Saved entries
────────────────────

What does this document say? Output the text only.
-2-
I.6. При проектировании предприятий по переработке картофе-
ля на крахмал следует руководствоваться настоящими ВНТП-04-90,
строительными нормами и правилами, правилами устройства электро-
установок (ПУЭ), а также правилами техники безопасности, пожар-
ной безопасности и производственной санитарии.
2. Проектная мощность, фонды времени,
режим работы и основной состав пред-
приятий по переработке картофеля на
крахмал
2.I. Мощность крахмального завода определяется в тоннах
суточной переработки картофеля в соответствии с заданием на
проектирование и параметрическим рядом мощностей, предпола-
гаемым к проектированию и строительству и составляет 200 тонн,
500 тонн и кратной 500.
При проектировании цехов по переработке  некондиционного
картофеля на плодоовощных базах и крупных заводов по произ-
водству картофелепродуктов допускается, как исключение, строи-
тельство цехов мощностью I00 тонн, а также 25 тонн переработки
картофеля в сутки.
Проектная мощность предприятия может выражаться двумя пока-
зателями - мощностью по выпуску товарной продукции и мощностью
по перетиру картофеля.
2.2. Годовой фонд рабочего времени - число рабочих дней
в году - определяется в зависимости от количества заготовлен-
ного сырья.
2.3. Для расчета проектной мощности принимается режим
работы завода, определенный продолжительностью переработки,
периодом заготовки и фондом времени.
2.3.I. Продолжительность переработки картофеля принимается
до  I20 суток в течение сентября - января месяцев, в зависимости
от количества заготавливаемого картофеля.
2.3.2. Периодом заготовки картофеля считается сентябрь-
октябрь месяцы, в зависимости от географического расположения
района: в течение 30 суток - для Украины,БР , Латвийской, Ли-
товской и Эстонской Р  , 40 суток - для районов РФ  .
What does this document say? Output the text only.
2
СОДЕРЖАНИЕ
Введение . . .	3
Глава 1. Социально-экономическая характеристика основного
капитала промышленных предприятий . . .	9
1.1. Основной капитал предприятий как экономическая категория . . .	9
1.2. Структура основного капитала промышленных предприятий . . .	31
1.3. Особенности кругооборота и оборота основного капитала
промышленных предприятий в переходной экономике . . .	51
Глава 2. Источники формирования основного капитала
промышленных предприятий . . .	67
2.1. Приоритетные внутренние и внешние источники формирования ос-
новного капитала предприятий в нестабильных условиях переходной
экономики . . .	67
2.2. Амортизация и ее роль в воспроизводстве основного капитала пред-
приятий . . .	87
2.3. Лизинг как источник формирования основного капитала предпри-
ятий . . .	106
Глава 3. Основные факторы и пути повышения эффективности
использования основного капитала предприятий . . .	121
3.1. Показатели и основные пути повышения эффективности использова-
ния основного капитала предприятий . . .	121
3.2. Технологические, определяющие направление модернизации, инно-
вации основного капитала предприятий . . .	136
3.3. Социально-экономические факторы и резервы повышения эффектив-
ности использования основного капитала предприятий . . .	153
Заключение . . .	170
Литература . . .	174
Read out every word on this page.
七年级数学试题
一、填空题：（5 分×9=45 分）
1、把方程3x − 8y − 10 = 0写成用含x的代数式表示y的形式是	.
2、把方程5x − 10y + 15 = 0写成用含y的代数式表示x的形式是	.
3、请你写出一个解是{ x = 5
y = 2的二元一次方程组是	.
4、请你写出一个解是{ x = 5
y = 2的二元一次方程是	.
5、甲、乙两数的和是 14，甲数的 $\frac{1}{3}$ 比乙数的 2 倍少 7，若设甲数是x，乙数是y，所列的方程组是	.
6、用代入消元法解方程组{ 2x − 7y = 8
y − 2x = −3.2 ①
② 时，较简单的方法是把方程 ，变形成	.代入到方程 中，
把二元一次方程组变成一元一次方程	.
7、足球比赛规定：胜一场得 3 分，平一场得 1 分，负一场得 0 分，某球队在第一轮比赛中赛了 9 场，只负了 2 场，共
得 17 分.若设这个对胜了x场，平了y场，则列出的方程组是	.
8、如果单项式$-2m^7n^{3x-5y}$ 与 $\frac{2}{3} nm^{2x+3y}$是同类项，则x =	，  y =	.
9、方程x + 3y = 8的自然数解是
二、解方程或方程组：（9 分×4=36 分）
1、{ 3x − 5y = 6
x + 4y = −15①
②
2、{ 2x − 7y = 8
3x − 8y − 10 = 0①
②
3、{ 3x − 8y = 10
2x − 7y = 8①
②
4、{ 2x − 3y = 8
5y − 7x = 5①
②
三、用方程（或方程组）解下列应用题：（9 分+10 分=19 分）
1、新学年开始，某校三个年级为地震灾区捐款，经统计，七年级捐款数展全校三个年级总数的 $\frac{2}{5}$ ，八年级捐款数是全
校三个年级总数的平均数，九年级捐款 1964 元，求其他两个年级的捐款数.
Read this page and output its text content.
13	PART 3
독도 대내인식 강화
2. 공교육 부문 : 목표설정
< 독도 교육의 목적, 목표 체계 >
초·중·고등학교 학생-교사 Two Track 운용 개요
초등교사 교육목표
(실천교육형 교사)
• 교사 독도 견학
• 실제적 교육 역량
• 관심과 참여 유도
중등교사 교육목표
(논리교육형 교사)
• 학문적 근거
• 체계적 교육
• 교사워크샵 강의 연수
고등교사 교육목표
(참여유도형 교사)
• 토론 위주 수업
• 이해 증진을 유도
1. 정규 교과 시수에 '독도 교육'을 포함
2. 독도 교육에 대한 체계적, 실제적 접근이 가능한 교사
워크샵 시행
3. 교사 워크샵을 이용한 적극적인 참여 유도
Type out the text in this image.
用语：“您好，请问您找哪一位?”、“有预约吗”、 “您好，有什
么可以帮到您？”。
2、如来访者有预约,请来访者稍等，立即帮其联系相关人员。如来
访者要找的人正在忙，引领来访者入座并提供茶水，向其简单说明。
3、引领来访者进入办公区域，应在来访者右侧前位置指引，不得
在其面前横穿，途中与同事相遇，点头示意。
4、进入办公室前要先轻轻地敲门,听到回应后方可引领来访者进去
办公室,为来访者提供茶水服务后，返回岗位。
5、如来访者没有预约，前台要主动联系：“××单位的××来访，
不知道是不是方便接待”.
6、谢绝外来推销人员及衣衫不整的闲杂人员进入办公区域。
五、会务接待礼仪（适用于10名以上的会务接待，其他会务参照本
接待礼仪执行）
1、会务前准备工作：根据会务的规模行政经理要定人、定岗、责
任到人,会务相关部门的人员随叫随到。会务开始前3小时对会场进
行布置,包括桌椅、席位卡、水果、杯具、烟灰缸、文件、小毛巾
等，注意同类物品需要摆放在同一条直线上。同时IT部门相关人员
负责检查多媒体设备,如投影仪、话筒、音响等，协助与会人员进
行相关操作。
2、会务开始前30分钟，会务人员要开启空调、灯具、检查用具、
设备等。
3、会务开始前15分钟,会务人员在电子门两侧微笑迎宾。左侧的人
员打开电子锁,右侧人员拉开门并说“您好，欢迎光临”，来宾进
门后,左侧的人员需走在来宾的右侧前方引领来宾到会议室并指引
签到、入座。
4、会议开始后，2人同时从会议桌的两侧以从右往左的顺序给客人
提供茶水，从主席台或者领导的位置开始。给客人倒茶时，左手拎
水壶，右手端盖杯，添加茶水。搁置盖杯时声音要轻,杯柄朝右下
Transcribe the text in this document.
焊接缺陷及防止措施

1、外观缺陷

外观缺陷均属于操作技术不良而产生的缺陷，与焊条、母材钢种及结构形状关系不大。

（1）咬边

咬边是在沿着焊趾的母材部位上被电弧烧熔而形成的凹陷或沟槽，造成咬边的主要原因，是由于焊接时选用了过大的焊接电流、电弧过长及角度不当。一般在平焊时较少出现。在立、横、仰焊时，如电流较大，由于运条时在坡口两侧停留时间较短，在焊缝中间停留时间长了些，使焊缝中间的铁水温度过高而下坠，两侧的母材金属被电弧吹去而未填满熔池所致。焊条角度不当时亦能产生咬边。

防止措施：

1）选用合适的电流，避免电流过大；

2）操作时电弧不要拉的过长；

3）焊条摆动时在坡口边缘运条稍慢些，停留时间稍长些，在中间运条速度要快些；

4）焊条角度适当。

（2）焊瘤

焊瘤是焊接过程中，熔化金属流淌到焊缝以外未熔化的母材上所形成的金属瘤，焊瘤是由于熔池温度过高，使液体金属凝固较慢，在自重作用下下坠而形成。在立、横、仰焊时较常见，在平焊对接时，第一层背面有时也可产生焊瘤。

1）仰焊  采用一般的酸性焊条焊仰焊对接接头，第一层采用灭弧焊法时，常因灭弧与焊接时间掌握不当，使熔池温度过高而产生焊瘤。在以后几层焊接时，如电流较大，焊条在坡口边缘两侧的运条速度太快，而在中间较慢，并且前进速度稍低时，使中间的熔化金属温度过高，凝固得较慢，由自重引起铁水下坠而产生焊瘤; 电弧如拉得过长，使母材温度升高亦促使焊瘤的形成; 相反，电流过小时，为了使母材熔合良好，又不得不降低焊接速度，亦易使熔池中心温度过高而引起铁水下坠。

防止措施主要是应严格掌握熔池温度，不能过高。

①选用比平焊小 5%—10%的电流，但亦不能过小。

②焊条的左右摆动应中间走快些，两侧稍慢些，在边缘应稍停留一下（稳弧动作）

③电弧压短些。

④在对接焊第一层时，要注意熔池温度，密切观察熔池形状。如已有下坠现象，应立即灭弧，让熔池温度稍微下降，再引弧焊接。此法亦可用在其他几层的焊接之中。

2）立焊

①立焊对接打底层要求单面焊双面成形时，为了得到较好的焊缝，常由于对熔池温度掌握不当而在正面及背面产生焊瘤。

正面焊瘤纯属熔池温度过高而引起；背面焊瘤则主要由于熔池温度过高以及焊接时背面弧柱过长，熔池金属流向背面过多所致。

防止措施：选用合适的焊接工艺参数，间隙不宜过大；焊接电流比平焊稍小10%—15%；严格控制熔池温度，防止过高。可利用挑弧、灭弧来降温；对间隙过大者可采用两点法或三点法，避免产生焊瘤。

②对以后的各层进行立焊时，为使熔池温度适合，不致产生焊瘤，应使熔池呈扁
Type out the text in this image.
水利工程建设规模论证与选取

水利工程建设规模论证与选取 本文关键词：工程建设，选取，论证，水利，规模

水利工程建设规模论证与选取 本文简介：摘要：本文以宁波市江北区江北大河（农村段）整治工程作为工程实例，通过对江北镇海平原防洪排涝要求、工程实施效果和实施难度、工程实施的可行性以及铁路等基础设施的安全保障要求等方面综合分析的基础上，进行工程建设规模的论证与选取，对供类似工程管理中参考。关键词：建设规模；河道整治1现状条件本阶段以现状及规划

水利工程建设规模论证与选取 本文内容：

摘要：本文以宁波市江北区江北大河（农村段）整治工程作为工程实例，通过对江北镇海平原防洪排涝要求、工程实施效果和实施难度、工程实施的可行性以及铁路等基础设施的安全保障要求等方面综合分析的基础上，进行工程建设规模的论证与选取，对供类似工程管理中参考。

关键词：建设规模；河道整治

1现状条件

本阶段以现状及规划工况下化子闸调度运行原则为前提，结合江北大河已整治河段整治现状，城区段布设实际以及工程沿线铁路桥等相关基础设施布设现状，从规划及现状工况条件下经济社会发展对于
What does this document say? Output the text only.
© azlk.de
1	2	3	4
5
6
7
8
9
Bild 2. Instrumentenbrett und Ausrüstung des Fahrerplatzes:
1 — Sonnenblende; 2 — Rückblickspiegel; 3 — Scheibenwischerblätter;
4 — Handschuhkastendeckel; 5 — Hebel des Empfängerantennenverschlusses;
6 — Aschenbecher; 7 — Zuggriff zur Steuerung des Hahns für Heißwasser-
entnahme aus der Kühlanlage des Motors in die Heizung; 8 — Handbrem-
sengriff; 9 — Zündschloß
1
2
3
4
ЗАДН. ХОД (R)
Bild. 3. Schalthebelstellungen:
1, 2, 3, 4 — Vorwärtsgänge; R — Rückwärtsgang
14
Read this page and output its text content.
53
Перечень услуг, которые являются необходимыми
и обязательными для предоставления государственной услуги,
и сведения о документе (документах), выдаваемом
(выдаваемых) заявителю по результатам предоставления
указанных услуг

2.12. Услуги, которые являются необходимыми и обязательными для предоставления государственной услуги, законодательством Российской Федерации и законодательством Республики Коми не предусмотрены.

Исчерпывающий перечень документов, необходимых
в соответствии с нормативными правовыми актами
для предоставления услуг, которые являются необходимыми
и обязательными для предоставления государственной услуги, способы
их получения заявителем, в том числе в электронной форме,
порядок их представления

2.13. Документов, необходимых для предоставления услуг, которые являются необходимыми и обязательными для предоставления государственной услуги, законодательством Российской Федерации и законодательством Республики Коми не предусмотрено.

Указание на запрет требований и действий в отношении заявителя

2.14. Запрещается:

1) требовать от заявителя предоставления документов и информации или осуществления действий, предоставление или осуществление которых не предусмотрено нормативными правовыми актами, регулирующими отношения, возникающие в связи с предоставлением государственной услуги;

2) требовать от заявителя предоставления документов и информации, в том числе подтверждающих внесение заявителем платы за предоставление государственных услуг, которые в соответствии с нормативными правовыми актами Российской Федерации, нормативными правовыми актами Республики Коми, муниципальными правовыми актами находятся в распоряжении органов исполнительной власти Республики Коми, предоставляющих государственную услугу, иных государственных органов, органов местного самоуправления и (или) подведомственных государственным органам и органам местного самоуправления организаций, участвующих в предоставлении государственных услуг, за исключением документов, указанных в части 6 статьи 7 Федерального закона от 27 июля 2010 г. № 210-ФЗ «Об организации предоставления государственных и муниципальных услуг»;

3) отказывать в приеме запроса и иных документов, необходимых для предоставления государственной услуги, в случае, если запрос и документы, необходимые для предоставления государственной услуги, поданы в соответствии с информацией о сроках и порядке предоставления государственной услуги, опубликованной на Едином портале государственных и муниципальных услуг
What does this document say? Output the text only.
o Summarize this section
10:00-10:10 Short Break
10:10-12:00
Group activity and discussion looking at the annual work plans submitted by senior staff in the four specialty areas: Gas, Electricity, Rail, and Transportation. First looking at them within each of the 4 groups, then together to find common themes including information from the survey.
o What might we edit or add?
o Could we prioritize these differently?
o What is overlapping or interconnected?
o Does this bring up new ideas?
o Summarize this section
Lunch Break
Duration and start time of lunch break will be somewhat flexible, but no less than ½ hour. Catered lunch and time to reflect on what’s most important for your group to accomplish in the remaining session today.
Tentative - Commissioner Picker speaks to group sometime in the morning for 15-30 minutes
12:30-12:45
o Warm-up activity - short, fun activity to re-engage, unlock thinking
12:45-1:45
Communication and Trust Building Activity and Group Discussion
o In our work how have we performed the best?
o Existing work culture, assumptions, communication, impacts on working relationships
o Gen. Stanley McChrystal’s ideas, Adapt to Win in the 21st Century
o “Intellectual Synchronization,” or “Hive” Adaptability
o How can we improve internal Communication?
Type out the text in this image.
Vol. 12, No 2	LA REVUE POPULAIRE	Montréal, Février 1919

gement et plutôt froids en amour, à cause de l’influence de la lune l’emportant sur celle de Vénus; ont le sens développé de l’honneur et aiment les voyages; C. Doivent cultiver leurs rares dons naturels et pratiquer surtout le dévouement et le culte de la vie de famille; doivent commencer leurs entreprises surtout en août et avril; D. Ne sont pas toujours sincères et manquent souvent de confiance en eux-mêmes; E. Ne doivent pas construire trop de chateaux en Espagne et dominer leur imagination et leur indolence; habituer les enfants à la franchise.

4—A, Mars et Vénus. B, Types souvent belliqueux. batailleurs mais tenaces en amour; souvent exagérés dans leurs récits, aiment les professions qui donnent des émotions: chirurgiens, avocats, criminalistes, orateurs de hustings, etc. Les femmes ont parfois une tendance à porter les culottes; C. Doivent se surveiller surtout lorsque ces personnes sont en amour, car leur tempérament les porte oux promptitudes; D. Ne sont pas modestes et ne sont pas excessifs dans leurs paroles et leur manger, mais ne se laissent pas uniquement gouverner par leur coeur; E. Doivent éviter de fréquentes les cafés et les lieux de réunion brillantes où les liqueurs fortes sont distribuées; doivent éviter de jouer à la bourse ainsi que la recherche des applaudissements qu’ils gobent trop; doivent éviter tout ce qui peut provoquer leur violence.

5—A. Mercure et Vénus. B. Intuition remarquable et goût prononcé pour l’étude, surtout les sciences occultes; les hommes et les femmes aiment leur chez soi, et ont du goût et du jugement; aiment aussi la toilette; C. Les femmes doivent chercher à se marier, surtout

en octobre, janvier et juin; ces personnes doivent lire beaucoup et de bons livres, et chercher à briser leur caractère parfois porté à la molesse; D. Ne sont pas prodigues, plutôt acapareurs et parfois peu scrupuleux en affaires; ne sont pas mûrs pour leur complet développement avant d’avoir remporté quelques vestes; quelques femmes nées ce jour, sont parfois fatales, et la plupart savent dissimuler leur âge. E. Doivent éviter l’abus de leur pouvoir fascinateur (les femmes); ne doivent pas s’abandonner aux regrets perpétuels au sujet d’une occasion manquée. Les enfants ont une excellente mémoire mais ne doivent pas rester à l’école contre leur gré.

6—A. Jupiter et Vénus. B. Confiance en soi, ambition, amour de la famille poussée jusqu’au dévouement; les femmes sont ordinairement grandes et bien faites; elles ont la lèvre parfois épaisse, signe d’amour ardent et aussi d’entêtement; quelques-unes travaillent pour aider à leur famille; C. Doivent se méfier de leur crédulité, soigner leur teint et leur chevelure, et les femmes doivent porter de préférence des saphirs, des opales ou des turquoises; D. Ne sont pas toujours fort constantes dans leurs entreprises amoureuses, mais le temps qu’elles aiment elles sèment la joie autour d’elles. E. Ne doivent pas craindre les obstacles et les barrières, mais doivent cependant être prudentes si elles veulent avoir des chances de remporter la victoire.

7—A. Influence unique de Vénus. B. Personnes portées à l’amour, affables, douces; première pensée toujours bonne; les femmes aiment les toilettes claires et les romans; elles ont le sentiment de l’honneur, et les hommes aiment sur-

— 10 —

────────────────────

- [Goal]
From the entries, report each line that includes the word "заготовки".

- [Exercise answer]
периодом заготовки и фондом времени.
2.3.2. Периодом заготовки картофеля считается сентябрь-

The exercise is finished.